_Goal of the exercise_: Pick out the lines below with "Tagesertrag" and list them.

Collected data entries

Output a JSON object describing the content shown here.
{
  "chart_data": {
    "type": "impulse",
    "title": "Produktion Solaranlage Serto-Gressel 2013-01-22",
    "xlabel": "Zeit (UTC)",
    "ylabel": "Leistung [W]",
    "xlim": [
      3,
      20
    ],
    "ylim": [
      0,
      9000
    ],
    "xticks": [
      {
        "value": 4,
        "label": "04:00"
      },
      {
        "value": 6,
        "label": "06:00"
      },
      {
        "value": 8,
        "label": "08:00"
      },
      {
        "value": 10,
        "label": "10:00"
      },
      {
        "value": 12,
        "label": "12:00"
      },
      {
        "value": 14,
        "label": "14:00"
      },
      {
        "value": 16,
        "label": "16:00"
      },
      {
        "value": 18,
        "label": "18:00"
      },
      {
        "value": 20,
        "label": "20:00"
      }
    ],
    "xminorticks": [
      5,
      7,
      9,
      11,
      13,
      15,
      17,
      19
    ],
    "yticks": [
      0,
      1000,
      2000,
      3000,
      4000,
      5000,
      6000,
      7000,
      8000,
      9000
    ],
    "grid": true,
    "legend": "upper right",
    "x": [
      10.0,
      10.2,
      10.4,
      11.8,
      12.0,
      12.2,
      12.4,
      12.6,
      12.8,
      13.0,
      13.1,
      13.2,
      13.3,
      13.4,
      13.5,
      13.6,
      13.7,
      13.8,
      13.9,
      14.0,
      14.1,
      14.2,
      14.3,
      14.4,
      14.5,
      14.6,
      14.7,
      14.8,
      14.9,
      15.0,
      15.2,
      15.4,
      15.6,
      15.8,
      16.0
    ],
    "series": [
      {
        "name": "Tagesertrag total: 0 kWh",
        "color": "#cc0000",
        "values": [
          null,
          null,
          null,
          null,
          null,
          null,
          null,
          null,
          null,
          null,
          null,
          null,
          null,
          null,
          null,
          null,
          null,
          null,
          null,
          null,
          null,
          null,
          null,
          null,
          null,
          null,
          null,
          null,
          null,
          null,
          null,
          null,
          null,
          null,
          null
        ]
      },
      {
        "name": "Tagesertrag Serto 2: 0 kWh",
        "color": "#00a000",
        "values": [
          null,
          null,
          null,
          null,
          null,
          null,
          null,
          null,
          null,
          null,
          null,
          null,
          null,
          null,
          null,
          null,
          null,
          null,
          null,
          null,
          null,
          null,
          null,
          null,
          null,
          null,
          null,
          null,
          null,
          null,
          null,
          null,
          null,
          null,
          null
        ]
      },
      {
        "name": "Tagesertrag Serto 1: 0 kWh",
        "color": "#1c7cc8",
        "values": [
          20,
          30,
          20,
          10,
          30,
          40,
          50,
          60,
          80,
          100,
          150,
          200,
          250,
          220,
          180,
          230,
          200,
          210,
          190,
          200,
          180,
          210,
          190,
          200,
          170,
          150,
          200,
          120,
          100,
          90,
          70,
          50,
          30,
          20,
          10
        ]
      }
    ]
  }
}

_Response to the task_:
        "name": "Tagesertrag total: 0 kWh",
        "name": "Tagesertrag Serto 2: 0 kWh",
        "name": "Tagesertrag Serto 1: 0 kWh",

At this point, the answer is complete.